| DOCUMENT |
▬▬▬▬▬▬▬▬▬▬
Continua

Hiroshi Sugimoto

18 Oct 2014 - 30 Jan 2015

© Hiroshi Sugimoto
Salle 37, Palais de Tokyo, Paris, 2013
gelatins-silver print
111,8 x 149,2 cm
HIROSHI SUGIMOTO
18 October 2014 - 30 January 2015

There is a double bill in Tuscany on Saturday 18 October: Castello di Ama per l’Arte contemporanea and Galleria Continua, San Gimignano / Beijing / Les Moulins are pleased to welcome one of the world’s most authoritative contemporary photographers, the Japanese artist Hiroshi Sugimoto.

The partnership between Marco Pallanti and Lorenza Sebasti – passionate art collectors and the owners of the Castello di Ama wine estate – and Galleria Continua, San Gimignano / Beijing / Les Moulins started back in 1999, giving rise to an artistic and cultural project which has seen artists of international fame producing permanent site-specific works for Ama, a small medieval jewel of a village nestling amidst the hills in the heart of the Chianti area.

Castello di Ama per l’Arte contemporanea is now being enriched by a further addition, entitled Confession of Zero, an installation conceived by Hiroshi Sugimoto especially for the collection. Situated inside the eighteenthcentury chapel of Villa Ricucci, and realized in conjunction with Galleria Continua, the work dwells on the concept of absence and the mystery of existence.

During the opening it will also be possible to visit the site-specific works produced at Ama in previous years by Michelangelo Pistoletto, Daniel Buren, Giulio Paolini, Kendell Geers, Anish Kapoor, Chen Zhen, Carlos Garaicoa, Nedko Solakov, Cristina Iglesias, Louise Bourgeois, Ilya & Emilia Kabakov, and Pascale Marthine Tayou.
▬▬▬▬▬▬▬▬▬▬
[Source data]
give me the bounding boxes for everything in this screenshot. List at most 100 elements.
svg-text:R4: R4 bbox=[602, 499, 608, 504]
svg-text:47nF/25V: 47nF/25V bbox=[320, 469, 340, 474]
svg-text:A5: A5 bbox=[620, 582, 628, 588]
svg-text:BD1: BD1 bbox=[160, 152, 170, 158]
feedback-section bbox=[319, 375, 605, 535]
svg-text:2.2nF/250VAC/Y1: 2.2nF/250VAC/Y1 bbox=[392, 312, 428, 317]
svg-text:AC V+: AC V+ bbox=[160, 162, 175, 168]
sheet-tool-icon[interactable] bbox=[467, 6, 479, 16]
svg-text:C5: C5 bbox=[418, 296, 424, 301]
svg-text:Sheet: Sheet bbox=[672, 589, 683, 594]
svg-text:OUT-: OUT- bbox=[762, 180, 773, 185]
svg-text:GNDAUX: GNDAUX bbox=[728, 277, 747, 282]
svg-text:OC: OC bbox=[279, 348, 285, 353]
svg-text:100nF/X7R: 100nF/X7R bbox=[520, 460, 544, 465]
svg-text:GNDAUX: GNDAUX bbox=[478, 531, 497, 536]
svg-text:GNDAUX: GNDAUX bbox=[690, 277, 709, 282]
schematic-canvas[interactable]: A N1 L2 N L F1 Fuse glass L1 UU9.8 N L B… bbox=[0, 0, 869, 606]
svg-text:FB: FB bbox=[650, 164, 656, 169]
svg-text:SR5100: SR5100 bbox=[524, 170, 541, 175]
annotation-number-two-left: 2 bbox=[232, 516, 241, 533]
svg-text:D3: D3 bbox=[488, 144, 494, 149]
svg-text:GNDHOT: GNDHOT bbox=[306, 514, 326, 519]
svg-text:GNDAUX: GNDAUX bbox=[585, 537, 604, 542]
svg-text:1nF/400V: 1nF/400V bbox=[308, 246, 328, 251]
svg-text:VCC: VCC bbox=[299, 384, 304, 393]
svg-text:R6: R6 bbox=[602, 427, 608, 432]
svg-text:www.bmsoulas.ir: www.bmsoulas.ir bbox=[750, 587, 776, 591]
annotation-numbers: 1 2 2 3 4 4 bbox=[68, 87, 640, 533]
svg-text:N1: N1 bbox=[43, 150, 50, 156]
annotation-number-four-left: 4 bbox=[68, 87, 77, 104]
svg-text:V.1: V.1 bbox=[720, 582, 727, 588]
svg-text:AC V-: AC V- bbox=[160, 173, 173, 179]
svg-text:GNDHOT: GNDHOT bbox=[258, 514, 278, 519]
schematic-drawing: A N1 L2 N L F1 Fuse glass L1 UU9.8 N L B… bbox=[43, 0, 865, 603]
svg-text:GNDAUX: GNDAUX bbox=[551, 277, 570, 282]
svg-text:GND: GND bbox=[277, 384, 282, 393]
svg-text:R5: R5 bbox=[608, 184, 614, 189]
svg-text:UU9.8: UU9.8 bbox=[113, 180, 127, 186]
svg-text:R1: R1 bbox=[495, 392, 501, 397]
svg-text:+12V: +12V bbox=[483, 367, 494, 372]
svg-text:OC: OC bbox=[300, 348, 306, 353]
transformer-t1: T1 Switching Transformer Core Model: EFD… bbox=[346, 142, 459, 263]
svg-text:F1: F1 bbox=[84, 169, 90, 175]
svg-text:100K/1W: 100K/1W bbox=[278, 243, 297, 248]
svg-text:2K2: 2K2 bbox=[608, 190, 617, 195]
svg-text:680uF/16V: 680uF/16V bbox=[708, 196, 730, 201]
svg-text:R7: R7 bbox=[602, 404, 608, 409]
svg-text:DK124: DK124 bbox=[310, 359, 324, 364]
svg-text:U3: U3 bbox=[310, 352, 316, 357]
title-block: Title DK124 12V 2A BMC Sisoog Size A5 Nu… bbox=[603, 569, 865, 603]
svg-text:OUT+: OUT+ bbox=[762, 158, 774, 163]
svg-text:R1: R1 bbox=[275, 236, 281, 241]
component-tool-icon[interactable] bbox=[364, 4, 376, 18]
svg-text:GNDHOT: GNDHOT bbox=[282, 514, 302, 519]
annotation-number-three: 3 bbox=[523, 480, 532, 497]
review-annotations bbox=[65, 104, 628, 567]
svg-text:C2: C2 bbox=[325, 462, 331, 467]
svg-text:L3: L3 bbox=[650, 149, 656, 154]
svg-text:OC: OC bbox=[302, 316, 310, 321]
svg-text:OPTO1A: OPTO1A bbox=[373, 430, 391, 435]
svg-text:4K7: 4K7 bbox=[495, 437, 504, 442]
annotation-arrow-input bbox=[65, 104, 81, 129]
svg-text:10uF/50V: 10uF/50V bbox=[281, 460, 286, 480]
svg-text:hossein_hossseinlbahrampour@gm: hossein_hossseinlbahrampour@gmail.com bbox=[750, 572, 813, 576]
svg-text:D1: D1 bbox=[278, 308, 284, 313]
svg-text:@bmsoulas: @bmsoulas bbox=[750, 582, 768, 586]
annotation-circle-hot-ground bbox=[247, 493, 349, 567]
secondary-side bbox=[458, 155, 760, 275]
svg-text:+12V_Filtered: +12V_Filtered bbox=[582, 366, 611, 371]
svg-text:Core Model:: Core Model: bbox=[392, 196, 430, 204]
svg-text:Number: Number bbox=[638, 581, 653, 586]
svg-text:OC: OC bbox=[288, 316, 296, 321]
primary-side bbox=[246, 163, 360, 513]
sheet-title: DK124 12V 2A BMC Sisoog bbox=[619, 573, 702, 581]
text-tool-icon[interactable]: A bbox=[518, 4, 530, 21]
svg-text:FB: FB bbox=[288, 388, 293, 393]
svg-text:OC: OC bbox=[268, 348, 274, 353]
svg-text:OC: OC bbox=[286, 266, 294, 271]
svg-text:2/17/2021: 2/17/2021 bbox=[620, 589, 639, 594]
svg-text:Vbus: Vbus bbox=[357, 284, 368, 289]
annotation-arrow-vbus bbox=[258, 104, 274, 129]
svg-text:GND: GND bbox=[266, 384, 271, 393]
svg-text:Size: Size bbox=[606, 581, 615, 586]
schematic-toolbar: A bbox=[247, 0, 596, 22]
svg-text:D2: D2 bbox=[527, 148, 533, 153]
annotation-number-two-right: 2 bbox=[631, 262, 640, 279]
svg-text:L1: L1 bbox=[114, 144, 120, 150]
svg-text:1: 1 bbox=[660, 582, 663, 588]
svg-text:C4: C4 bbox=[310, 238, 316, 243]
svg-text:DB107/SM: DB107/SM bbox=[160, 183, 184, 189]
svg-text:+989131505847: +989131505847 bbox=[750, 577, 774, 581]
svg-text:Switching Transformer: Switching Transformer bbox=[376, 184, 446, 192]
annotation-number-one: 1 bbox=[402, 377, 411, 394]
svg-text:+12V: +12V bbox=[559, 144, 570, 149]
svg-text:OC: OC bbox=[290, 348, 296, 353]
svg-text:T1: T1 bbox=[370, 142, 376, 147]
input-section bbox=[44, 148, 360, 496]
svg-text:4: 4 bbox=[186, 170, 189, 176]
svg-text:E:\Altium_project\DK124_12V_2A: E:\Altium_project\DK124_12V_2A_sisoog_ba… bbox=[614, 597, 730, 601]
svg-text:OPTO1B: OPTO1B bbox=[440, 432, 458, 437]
▬▬▬▬▬▬▬▬▬▬
| EXERCISE INSTRUCTIONS |
1. Check each statement against the Sugimoto announcement and answer yes or no, quoting the words from the announcement that settle it: (a) the partnership between the Castello di Ama owners and Galleria Continua began in 1999; (b) Hiroshi Sugimoto is described as a Korean artist; (c) Confession of Zero deals with the idea of absence.
2. According to the Sugimoto announcement, who owns the Castello di Ama wine estate?
3. Write the next part of the Sugimoto announcement, picking up after its last sentence.
This material has no connection to the Sugimoto announcement.

| ANSWERS GIVEN |
1.
(a) Yes: "started back in 1999"
(b) No: "the Japanese artist Hiroshi Sugimoto"
(c) Yes: "the work dwells on the concept of absence and the mystery of existence"

2. Marco Pallanti and Lorenza Sebasti.

3.
In the gallery spaces at Galleria Continua Sugimoto is presenting a number of previously unshown photos from the “Theaters” series, including Cinema Teatro Nuovo (2014), a shot of the former cinema-theatre in San Gimignano where the gallery is based. There is something almost surreal about the images, in which passing time, forced into a dimension that does not belong to it, is transmuted into light that digs into the darkness, delicately bringing to the surface the elements of the surrounding scene.

The first photos in this series date to 1978, when the artist started taking pictures of the interiors of 20s and 30s American theatres converted into cinemas, such as the Radio City Music Hall of New York. The idea was to condense the course of time and the perception of space into a single moment, making the exposure time and the duration of the film screening uniform. Sugimoto describes the illumination that led him to create this series like this: “One evening I had a near-hallucinatory vision. The question-and-answer session that led up to this vision went something like this: Suppose you shoot a whole movie in a single frame? And the answer: You get a shining screen. Immediately I sprang into action, experimenting toward realizing this vision. Dressed up as a tourist, I walked into a cheap cinema in the East Village with a largeformat camera. As soon as the movie started, I fixed the shutter at a wide-open aperture, and two hours later when the movie finished, I clicked the shutter closed. That evening, I developed the film, and the vision exploded behind my eyes.”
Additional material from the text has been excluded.